Data supplied:
>> begin
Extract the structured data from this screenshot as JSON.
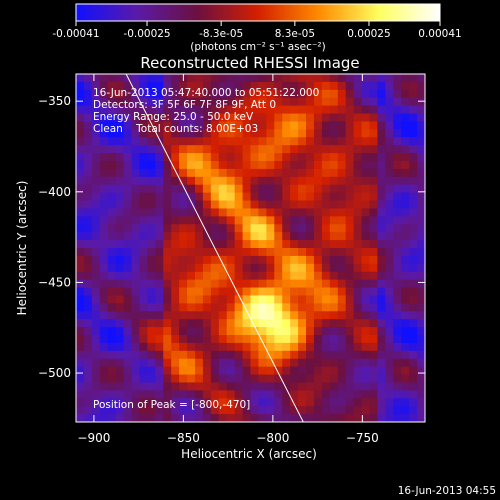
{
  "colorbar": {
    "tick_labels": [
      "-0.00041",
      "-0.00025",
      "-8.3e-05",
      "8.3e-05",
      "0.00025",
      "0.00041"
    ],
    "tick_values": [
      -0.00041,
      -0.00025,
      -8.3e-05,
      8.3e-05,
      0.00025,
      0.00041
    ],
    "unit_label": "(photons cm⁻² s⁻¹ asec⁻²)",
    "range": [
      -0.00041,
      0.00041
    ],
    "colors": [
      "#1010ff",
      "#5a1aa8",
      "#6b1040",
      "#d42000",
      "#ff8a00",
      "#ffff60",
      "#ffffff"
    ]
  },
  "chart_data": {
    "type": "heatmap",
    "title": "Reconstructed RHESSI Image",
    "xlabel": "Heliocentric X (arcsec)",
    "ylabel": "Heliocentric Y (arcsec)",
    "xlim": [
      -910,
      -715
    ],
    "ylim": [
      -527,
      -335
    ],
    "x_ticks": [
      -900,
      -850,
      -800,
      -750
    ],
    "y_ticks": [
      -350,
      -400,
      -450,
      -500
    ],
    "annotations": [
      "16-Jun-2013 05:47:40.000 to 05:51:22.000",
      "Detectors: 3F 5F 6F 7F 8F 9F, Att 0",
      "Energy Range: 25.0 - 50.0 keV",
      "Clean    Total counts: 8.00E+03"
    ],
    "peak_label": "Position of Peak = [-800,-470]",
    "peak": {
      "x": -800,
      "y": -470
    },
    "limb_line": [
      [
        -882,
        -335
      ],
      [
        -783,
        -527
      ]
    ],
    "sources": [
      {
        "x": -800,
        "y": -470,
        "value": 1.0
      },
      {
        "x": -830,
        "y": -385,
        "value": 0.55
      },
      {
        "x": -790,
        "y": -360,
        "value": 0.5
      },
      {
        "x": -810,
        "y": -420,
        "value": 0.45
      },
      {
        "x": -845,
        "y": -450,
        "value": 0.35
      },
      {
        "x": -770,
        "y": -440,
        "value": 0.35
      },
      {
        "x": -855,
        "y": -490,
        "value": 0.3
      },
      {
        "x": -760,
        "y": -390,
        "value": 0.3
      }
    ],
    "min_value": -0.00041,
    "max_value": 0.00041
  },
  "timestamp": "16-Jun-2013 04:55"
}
>> end
What is asked:
Look through the data above. Find each line with the string "arcsec" and copy it.

Full answer:
    "xlabel": "Heliocentric X (arcsec)",
    "ylabel": "Heliocentric Y (arcsec)",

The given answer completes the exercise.